Dataset content:
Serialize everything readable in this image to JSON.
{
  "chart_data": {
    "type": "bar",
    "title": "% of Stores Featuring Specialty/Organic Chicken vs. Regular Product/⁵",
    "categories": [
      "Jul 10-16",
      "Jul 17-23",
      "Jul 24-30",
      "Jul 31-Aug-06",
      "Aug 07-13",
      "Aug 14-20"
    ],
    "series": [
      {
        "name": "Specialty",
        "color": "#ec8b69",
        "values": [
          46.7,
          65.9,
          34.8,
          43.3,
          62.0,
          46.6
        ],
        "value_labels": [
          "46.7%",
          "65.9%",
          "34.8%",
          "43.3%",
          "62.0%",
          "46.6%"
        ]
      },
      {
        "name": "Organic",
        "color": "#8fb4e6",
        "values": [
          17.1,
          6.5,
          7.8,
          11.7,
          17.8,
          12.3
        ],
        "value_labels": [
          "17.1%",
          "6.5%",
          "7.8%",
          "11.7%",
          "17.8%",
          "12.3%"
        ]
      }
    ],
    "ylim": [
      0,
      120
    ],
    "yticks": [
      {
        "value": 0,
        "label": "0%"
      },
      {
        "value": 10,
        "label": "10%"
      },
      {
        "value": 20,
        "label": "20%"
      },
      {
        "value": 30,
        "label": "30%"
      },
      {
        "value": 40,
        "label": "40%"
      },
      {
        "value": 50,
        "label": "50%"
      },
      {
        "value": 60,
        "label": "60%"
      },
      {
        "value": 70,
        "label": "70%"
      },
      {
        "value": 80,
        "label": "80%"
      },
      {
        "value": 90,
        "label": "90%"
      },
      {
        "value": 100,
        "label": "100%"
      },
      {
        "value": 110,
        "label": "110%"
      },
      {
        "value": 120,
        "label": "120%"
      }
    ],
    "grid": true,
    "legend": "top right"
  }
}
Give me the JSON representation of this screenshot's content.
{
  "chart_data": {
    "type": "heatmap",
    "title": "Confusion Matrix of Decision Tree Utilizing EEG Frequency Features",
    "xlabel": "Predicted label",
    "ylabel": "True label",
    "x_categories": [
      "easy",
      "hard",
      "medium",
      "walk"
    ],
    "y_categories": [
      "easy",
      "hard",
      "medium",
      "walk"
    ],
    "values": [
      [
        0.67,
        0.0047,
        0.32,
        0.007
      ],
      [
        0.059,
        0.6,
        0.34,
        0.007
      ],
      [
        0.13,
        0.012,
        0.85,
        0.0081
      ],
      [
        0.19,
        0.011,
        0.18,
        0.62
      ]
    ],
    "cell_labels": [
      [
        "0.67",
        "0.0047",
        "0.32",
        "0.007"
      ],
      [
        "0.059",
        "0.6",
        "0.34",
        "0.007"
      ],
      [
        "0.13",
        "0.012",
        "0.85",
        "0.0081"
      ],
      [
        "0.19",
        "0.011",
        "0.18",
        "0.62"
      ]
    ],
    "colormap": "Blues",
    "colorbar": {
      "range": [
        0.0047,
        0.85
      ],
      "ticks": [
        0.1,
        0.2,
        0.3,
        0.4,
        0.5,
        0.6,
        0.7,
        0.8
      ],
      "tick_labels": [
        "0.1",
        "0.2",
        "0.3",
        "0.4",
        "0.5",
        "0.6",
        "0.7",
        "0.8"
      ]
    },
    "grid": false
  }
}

Aim of the exercise: Extract, exactly as they appear, the lines from the one containing "Give me the" through the final line.

Final result:
Give me the JSON representation of this screenshot's content.
{
  "chart_data": {
    "type": "heatmap",
    "title": "Confusion Matrix of Decision Tree Utilizing EEG Frequency Features",
    "xlabel": "Predicted label",
    "ylabel": "True label",
    "x_categories": [
      "easy",
      "hard",
      "medium",
      "walk"
    ],
    "y_categories": [
      "easy",
      "hard",
      "medium",
      "walk"
    ],
    "values": [
      [
        0.67,
        0.0047,
        0.32,
        0.007
      ],
      [
        0.059,
        0.6,
        0.34,
        0.007
      ],
      [
        0.13,
        0.012,
        0.85,
        0.0081
      ],
      [
        0.19,
        0.011,
        0.18,
        0.62
      ]
    ],
    "cell_labels": [
      [
        "0.67",
        "0.0047",
        "0.32",
        "0.007"
      ],
      [
        "0.059",
        "0.6",
        "0.34",
        "0.007"
      ],
      [
        "0.13",
        "0.012",
        "0.85",
        "0.0081"
      ],
      [
        "0.19",
        "0.011",
        "0.18",
        "0.62"
      ]
    ],
    "colormap": "Blues",
    "colorbar": {
      "range": [
        0.0047,
        0.85
      ],
      "ticks": [
        0.1,
        0.2,
        0.3,
        0.4,
        0.5,
        0.6,
        0.7,
        0.8
      ],
      "tick_labels": [
        "0.1",
        "0.2",
        "0.3",
        "0.4",
        "0.5",
        "0.6",
        "0.7",
        "0.8"
      ]
    },
    "grid": false
  }
}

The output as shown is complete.